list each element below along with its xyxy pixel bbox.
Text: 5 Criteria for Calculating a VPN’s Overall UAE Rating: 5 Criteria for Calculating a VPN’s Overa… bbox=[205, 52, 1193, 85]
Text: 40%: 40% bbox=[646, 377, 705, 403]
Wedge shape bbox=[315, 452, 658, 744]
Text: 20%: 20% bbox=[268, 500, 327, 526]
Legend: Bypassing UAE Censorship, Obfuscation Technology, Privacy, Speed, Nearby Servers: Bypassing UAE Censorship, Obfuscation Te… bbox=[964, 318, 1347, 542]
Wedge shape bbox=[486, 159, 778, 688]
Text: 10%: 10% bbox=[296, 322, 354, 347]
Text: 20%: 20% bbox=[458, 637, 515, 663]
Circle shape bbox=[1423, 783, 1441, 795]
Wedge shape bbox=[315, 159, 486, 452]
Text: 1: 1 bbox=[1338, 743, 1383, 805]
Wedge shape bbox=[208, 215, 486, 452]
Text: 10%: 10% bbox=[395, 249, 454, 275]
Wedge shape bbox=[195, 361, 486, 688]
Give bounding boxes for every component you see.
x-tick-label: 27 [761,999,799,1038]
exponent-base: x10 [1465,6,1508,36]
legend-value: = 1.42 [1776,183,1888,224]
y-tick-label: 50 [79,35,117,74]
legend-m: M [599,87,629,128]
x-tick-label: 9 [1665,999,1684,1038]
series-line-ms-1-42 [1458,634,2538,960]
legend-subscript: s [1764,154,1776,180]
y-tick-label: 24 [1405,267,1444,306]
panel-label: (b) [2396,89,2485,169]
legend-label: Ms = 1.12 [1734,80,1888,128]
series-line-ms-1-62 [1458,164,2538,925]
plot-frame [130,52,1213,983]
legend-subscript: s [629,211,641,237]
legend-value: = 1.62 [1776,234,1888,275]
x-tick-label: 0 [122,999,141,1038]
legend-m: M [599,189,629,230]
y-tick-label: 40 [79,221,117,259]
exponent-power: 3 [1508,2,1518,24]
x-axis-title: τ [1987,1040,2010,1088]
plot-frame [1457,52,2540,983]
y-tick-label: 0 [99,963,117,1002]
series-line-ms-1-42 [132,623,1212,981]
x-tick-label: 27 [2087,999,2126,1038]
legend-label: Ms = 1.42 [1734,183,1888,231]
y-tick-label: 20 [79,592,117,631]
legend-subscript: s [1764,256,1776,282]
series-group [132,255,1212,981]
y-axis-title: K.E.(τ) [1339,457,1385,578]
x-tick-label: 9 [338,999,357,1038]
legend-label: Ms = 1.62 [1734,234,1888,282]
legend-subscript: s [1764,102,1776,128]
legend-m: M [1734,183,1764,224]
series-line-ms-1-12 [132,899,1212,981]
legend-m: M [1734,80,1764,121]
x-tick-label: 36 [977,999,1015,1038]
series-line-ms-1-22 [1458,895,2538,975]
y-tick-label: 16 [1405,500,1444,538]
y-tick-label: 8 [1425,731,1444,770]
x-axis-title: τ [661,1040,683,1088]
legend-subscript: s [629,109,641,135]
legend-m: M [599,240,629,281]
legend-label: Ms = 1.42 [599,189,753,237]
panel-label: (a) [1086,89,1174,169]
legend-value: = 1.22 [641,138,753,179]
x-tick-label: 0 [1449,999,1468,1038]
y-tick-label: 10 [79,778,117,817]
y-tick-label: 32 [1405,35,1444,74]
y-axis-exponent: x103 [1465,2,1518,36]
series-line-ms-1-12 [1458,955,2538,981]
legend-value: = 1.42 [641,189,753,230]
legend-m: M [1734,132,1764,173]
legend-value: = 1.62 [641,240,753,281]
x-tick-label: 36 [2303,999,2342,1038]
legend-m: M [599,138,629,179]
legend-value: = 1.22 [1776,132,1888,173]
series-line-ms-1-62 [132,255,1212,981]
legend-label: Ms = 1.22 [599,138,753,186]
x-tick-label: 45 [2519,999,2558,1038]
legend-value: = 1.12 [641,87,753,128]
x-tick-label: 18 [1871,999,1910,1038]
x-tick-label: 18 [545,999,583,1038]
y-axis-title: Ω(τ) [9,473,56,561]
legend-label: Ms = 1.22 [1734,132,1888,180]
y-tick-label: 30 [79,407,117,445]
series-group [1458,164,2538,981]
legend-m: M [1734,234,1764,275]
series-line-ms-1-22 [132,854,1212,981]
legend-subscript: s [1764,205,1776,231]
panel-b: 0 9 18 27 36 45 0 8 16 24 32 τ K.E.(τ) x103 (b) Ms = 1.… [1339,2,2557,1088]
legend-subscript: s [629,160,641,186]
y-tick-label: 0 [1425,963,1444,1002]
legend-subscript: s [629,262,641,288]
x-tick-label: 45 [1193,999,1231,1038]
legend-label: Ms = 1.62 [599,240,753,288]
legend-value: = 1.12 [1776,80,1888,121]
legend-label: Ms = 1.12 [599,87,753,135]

==*==

Short exercise: Reproduce word for word the rows above, from the very first row through the row containing "Wedge shape bbox=[486, 159, 778, 688]", including both of those rows.

Expected answer:
list each element below along with its xyxy pixel bbox.
Text: 5 Criteria for Calculating a VPN’s Overall UAE Rating: 5 Criteria for Calculating a VPN’s Overa… bbox=[205, 52, 1193, 85]
Text: 40%: 40% bbox=[646, 377, 705, 403]
Wedge shape bbox=[315, 452, 658, 744]
Text: 20%: 20% bbox=[268, 500, 327, 526]
Legend: Bypassing UAE Censorship, Obfuscation Technology, Privacy, Speed, Nearby Servers: Bypassing UAE Censorship, Obfuscation Te… bbox=[964, 318, 1347, 542]
Wedge shape bbox=[486, 159, 778, 688]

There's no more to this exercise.